Collected data entries:
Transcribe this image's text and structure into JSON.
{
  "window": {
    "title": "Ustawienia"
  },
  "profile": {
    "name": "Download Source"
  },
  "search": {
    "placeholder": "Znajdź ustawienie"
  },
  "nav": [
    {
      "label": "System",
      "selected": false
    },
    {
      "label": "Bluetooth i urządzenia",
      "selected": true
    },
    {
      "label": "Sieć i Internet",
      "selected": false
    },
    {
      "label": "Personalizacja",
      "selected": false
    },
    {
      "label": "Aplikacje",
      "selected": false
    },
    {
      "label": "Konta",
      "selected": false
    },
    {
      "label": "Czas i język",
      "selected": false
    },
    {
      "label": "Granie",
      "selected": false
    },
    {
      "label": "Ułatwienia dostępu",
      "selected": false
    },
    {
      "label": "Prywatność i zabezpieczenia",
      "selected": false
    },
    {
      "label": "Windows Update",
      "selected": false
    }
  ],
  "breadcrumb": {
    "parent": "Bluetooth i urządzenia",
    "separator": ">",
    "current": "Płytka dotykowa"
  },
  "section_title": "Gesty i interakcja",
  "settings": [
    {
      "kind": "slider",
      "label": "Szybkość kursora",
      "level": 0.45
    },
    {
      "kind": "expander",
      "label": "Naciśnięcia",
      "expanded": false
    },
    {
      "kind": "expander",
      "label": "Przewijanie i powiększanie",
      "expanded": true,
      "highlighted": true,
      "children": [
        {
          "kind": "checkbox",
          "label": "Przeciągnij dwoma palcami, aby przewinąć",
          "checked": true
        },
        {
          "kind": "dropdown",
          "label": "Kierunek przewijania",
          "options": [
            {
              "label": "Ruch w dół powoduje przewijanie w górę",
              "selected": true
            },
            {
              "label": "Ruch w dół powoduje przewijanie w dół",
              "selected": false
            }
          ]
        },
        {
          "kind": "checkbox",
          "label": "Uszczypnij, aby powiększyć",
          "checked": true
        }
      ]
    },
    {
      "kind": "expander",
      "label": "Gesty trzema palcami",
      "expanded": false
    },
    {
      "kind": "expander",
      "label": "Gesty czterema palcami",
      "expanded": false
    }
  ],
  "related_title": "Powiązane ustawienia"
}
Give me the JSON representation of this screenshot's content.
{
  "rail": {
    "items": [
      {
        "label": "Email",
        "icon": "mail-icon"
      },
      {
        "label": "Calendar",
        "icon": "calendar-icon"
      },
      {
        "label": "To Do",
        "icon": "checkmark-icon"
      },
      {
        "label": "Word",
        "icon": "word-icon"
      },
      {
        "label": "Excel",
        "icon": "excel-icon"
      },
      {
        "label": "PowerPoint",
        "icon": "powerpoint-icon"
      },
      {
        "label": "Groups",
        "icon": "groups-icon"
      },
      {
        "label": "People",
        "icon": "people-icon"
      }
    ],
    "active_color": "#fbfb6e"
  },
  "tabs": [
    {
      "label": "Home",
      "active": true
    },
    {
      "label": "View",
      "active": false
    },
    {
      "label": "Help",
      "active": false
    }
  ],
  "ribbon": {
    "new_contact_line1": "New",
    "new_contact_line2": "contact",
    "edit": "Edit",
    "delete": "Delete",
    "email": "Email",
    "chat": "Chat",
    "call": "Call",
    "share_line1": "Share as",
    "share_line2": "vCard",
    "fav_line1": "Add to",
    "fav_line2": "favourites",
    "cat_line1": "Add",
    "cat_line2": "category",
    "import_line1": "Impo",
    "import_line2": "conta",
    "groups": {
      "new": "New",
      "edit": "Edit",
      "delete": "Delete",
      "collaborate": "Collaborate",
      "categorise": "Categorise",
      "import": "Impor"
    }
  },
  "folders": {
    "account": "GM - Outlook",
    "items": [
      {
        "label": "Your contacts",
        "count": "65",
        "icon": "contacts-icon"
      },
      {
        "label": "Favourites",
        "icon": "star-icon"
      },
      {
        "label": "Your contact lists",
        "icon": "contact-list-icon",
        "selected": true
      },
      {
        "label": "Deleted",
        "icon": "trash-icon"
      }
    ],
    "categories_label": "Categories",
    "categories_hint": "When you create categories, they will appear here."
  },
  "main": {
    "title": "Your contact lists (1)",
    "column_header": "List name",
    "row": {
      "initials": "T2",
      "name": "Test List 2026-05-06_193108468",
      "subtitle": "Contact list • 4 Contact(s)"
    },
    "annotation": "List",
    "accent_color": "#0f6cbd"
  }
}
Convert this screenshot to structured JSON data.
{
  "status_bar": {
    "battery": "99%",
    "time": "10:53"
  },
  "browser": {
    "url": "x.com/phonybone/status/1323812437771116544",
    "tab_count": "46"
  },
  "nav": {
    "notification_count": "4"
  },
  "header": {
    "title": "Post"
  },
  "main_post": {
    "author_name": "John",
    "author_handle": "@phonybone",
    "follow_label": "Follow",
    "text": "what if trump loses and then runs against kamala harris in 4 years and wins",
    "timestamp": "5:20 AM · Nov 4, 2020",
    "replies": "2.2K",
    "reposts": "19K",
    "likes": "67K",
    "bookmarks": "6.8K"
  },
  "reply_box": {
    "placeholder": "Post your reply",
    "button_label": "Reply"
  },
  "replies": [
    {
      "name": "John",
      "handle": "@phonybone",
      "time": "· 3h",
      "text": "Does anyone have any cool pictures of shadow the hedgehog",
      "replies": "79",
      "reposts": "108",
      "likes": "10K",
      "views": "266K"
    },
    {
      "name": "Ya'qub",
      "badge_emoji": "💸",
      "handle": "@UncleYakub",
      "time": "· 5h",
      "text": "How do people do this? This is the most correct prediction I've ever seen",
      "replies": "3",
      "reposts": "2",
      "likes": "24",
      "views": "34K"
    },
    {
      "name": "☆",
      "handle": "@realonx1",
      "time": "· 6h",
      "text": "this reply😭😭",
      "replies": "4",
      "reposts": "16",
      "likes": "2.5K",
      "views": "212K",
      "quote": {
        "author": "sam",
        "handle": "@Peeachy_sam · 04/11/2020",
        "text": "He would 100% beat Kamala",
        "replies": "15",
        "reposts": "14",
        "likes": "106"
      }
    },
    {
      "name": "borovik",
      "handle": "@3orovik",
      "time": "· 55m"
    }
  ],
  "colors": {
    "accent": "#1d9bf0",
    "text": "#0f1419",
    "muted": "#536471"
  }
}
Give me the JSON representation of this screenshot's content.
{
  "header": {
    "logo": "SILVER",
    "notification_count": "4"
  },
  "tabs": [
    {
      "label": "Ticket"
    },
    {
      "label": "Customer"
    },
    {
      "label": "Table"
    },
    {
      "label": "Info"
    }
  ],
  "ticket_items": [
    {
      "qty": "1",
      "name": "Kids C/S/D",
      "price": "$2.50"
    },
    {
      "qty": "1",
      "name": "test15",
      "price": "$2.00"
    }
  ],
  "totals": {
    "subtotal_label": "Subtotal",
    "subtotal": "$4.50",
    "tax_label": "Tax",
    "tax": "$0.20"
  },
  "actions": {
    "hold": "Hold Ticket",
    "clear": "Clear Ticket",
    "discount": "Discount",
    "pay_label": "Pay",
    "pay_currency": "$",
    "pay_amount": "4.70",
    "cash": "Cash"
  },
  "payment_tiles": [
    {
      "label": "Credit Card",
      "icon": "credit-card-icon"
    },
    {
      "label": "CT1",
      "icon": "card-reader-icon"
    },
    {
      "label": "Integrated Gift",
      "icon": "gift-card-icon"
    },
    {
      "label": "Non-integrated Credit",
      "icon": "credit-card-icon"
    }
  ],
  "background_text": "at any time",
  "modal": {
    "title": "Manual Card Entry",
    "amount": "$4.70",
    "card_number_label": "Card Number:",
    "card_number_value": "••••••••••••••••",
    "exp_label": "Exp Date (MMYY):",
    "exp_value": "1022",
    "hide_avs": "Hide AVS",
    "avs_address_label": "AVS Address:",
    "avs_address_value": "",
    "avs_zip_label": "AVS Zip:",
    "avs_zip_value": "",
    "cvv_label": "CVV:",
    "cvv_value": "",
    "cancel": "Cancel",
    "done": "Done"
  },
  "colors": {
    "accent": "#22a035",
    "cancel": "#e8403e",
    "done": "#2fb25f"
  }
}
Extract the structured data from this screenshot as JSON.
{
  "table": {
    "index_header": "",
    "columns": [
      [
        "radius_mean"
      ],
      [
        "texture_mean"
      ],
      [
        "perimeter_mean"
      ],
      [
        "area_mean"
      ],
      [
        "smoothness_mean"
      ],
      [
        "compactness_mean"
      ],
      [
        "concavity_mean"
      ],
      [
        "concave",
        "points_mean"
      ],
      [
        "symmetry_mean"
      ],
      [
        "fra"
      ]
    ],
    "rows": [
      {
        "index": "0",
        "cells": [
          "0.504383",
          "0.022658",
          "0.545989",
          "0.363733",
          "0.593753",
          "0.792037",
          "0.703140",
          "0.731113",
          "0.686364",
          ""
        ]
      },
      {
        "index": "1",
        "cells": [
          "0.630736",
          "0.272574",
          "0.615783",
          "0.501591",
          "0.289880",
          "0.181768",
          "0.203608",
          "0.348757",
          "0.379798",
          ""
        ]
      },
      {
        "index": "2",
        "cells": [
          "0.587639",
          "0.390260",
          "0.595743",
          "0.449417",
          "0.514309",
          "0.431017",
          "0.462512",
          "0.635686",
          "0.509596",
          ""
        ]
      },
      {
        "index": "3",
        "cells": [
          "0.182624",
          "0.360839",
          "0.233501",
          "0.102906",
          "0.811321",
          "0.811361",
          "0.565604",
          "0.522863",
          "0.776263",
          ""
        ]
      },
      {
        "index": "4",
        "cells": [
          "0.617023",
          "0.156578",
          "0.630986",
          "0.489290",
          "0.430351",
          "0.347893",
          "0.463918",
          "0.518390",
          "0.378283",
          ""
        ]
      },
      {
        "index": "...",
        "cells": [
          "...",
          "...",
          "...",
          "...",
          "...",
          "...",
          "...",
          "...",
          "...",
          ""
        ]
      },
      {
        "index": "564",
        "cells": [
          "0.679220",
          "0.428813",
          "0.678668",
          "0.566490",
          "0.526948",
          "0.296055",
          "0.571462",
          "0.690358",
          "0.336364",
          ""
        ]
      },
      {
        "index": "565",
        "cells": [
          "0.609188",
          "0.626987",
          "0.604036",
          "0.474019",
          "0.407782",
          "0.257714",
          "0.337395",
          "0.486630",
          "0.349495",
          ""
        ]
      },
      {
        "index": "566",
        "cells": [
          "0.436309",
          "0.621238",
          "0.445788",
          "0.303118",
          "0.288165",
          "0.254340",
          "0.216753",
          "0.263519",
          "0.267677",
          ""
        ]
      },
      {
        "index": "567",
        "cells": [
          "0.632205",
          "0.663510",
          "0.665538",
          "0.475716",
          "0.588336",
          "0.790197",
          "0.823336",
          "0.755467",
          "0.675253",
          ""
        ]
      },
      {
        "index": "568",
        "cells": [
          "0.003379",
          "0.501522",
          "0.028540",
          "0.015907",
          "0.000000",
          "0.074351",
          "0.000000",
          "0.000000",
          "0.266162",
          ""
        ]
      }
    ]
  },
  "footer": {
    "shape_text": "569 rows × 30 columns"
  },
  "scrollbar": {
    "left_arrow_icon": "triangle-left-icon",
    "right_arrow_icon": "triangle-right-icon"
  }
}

EXERCISE: Copy out every line where the word "structured" occurs.

FULL RESPONSE:
Convert this screenshot to structured JSON data.
Extract the structured data from this screenshot as JSON.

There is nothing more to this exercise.